* STATED PROBLEM:
In the data, extract each line that holds the string "Interface".

* SUPPLIED DATA:
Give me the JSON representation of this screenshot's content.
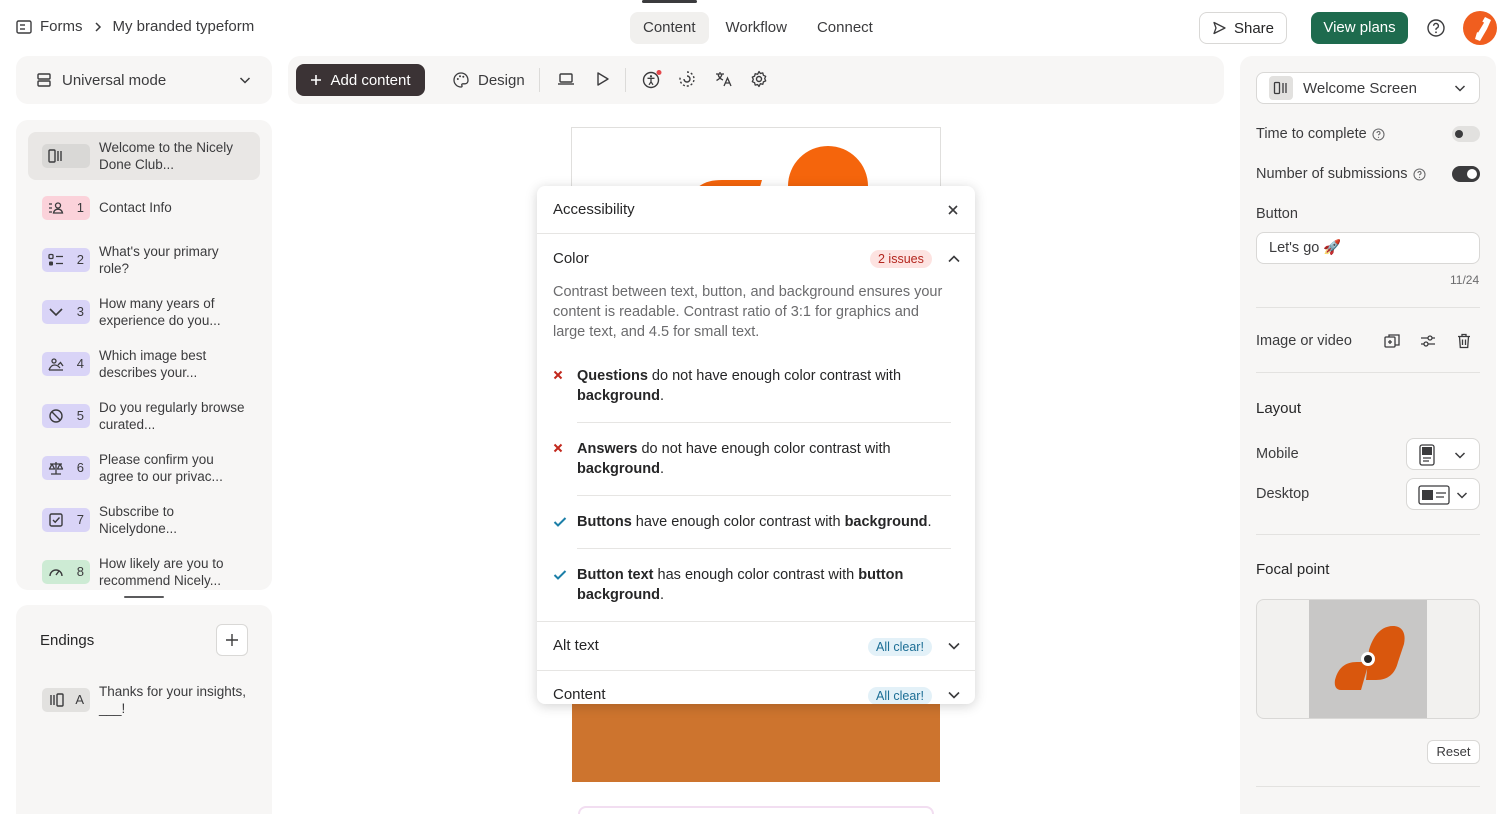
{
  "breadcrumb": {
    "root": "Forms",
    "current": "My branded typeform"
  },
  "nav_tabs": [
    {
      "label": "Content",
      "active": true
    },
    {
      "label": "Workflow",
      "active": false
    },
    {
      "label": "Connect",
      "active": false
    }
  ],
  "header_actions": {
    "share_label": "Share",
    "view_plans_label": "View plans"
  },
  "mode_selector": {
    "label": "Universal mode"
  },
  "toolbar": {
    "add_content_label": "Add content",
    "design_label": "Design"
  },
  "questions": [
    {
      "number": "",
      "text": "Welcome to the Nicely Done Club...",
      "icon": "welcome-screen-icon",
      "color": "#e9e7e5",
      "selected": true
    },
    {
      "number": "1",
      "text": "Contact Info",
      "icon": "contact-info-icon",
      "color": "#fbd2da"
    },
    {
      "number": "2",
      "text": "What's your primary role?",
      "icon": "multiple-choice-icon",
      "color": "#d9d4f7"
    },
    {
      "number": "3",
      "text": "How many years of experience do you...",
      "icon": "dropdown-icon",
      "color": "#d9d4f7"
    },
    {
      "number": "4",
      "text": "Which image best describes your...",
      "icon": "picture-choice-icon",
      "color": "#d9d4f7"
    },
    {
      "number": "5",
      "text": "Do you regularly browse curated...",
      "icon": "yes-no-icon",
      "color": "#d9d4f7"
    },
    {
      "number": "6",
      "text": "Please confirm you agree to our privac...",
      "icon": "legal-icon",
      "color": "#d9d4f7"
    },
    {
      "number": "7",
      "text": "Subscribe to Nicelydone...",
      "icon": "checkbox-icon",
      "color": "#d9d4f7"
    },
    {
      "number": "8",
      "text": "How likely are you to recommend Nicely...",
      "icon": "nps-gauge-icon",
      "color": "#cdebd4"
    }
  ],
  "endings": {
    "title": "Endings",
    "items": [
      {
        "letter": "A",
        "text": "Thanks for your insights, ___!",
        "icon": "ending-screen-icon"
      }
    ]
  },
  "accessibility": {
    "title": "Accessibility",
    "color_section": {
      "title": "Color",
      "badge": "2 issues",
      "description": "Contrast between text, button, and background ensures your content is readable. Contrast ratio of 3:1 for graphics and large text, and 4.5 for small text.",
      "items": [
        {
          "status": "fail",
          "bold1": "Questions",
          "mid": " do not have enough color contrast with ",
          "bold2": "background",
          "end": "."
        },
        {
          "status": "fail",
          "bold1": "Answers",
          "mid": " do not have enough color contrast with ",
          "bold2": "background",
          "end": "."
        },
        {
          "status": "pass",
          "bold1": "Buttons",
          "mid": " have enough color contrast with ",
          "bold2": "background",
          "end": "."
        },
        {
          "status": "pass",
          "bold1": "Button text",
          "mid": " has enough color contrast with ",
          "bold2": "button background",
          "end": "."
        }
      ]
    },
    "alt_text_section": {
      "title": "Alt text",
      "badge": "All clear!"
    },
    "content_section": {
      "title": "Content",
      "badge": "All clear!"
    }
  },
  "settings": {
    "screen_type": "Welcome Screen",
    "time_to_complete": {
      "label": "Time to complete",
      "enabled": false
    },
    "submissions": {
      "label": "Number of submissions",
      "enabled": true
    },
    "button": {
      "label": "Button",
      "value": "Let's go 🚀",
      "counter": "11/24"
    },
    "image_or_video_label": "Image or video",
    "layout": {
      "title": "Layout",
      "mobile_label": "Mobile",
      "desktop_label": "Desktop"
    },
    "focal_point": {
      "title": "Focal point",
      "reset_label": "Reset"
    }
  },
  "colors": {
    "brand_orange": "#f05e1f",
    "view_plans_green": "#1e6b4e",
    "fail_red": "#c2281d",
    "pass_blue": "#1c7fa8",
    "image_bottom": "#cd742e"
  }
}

--

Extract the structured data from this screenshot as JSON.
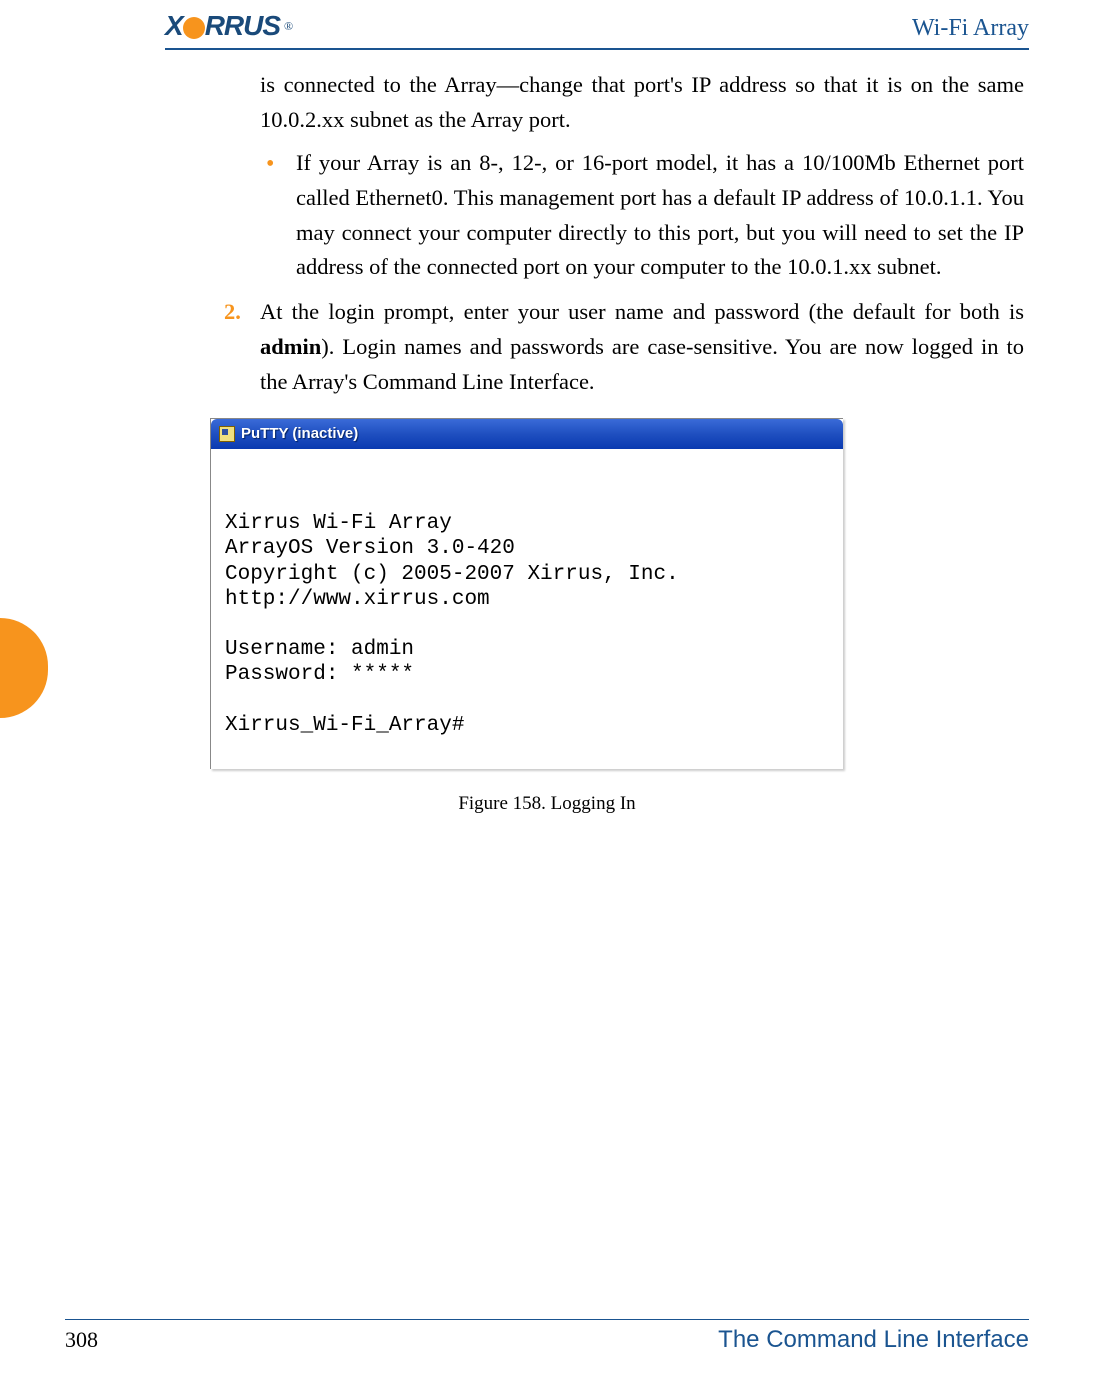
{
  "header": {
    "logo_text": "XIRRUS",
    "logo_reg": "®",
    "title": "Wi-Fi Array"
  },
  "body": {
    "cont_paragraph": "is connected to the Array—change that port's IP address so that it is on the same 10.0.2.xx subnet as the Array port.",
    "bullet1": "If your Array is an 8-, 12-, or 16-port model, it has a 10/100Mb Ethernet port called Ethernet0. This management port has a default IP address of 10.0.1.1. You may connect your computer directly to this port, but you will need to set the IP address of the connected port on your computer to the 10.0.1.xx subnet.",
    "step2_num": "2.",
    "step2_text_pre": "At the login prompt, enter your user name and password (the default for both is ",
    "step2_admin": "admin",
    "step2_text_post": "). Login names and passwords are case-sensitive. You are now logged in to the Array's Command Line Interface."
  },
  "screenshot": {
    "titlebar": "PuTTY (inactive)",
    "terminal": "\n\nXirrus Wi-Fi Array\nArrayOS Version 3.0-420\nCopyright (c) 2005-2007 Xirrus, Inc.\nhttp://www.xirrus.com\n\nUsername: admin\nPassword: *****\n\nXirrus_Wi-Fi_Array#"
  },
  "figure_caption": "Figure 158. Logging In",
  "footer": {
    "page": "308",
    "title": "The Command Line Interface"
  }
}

* ANSWER TO THE EXERCISE:
    "step2_text_post": "). Login names and passwords are case-sensitive. You are now logged in to the Array's Command Line Interface."
    "title": "The Command Line Interface"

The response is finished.